Repeat the items below without any change, starting at the first line and stopping after the line that contains "table-row: 机电工程学院 1 全日制 085500 机械 378".
☆ ☆ ☆ ☆ ☆ ☆ ☆
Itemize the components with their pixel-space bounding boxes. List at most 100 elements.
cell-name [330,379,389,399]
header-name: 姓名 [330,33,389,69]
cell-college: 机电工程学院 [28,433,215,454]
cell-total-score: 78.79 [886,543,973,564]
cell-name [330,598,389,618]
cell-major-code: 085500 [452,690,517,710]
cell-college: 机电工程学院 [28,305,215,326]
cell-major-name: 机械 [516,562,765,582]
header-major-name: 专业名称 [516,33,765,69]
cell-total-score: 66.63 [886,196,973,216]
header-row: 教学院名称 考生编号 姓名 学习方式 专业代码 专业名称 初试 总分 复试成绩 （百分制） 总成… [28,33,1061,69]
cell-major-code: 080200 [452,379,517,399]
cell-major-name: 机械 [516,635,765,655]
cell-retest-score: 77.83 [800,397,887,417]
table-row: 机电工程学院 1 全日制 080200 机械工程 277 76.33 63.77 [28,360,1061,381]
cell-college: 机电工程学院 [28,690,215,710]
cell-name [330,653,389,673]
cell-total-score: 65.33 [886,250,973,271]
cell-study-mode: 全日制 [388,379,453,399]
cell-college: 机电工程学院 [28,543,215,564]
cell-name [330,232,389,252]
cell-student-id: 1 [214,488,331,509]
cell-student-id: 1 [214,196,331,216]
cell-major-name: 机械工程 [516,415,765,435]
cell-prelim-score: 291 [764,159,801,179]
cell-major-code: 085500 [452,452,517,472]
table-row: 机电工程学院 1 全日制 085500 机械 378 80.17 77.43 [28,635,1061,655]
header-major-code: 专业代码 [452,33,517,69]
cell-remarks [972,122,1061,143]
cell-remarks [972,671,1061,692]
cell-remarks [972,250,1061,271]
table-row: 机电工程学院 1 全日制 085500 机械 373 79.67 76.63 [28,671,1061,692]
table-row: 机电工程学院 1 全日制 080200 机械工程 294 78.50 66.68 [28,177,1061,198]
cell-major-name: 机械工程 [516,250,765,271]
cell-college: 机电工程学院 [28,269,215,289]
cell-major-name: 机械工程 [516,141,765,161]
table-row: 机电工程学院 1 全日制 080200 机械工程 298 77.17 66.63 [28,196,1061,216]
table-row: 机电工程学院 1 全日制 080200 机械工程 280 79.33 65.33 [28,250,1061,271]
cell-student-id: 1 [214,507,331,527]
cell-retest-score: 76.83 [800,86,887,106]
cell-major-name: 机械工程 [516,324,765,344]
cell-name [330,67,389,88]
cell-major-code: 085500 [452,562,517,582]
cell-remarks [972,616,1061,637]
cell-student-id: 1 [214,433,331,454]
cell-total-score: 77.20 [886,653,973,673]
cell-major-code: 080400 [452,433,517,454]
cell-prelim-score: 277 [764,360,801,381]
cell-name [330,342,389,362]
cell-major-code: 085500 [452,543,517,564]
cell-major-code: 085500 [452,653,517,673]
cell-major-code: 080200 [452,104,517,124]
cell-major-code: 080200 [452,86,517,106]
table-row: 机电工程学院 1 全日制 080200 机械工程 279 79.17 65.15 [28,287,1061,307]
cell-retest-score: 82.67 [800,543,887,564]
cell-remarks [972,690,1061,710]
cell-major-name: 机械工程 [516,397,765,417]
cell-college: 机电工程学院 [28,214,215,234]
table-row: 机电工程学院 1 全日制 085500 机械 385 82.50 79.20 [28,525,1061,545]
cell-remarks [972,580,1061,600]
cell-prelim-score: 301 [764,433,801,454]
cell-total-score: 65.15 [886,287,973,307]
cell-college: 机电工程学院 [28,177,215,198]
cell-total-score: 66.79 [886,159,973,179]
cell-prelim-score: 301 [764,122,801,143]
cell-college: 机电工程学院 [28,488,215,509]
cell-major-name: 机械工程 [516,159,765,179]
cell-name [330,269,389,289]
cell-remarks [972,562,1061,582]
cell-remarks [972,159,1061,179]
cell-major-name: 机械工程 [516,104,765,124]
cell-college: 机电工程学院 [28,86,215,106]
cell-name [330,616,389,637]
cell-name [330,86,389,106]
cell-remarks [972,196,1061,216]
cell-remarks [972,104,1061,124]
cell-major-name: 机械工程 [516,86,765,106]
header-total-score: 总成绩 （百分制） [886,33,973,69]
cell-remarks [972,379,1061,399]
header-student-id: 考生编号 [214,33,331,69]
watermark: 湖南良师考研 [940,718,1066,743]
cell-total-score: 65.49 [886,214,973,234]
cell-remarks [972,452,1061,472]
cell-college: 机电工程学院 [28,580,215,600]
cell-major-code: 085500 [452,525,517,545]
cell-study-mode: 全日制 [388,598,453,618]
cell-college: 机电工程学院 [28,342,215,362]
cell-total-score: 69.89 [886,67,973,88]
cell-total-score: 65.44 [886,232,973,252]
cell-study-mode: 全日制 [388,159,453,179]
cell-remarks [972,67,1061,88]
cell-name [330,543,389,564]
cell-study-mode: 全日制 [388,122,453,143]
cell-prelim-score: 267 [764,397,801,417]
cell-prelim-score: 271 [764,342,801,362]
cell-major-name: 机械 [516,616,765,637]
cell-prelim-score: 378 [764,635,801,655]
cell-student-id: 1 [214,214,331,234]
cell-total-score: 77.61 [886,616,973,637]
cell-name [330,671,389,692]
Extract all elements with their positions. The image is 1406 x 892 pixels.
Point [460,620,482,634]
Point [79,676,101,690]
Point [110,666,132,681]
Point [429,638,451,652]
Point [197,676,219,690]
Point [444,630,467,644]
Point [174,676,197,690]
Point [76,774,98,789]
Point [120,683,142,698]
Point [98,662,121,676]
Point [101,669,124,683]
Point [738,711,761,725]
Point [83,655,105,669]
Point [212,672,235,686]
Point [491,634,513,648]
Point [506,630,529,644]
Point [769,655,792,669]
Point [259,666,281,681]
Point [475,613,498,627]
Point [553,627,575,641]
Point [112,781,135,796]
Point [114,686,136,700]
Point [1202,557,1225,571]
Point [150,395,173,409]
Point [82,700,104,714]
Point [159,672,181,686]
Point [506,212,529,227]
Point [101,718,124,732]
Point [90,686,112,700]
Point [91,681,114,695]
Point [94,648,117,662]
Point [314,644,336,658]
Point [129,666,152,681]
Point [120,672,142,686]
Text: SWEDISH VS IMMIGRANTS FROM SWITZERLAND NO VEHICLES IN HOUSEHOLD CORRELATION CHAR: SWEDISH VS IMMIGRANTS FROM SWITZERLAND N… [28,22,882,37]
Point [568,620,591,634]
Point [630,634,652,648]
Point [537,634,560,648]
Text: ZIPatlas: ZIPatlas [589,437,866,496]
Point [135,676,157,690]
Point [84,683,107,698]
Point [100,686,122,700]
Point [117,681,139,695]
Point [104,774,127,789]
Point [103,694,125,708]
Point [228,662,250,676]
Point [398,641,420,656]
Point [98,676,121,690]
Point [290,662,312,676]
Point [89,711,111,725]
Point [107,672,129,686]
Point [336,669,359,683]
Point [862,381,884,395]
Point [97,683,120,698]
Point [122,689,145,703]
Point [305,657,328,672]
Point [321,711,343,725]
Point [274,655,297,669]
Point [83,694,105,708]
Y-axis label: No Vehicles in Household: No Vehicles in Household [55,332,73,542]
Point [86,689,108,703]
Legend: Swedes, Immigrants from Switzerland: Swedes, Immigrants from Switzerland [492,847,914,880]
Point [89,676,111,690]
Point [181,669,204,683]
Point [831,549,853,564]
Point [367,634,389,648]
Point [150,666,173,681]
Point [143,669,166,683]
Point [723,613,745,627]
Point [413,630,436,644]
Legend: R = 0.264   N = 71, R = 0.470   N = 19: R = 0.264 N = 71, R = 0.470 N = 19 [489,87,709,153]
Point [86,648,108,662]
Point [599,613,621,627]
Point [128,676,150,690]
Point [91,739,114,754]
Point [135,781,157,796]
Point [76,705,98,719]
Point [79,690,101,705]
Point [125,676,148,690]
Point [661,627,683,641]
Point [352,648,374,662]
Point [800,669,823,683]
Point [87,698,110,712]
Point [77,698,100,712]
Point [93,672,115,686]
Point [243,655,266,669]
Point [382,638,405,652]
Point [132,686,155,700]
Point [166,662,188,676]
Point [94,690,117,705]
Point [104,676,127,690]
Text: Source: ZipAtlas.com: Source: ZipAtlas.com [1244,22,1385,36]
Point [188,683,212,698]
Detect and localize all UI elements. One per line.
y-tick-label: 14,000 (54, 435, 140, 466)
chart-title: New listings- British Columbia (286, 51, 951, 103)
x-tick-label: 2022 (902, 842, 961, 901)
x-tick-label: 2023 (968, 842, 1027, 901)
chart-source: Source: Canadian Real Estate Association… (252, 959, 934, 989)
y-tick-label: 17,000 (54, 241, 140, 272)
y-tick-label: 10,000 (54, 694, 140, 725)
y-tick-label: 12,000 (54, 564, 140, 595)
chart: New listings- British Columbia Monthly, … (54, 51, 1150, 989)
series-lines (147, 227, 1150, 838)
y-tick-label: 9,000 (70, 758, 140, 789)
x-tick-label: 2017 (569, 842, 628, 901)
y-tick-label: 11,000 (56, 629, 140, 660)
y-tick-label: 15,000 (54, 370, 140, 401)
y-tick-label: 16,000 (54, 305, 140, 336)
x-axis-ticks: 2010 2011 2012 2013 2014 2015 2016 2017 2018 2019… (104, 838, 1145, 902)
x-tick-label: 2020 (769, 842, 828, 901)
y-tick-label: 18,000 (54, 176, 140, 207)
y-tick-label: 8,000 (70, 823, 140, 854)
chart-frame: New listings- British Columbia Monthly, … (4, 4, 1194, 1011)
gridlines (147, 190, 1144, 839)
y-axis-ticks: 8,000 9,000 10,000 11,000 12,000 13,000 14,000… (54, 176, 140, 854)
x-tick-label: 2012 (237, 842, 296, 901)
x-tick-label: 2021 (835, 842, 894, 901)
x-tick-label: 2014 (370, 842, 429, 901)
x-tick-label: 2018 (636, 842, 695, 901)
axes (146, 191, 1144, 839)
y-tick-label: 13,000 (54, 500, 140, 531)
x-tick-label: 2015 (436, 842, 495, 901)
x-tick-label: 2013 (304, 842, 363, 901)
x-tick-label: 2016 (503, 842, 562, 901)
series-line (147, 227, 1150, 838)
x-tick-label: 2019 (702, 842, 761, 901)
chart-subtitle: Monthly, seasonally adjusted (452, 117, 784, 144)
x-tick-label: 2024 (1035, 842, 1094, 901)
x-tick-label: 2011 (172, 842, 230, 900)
☆ ☆ ☆ ☆ ☆ ☆ ☆
SOLUTION TO THIS TASK:
Itemize the components with their pixel-space bounding boxes. List at most 100 elements.
cell-name [330,379,389,399]
header-name: 姓名 [330,33,389,69]
cell-college: 机电工程学院 [28,433,215,454]
cell-total-score: 78.79 [886,543,973,564]
cell-name [330,598,389,618]
cell-major-code: 085500 [452,690,517,710]
cell-college: 机电工程学院 [28,305,215,326]
cell-major-name: 机械 [516,562,765,582]
header-major-name: 专业名称 [516,33,765,69]
cell-total-score: 66.63 [886,196,973,216]
header-row: 教学院名称 考生编号 姓名 学习方式 专业代码 专业名称 初试 总分 复试成绩 （百分制） 总成… [28,33,1061,69]
cell-major-code: 080200 [452,379,517,399]
cell-major-name: 机械 [516,635,765,655]
cell-retest-score: 77.83 [800,397,887,417]
table-row: 机电工程学院 1 全日制 080200 机械工程 277 76.33 63.77 [28,360,1061,381]
cell-college: 机电工程学院 [28,690,215,710]
cell-name [330,653,389,673]
cell-total-score: 65.33 [886,250,973,271]
cell-study-mode: 全日制 [388,379,453,399]
cell-college: 机电工程学院 [28,543,215,564]
cell-name [330,232,389,252]
cell-student-id: 1 [214,488,331,509]
cell-student-id: 1 [214,196,331,216]
cell-major-name: 机械工程 [516,415,765,435]
cell-prelim-score: 291 [764,159,801,179]
cell-major-code: 085500 [452,452,517,472]
table-row: 机电工程学院 1 全日制 085500 机械 378 80.17 77.43 [28,635,1061,655]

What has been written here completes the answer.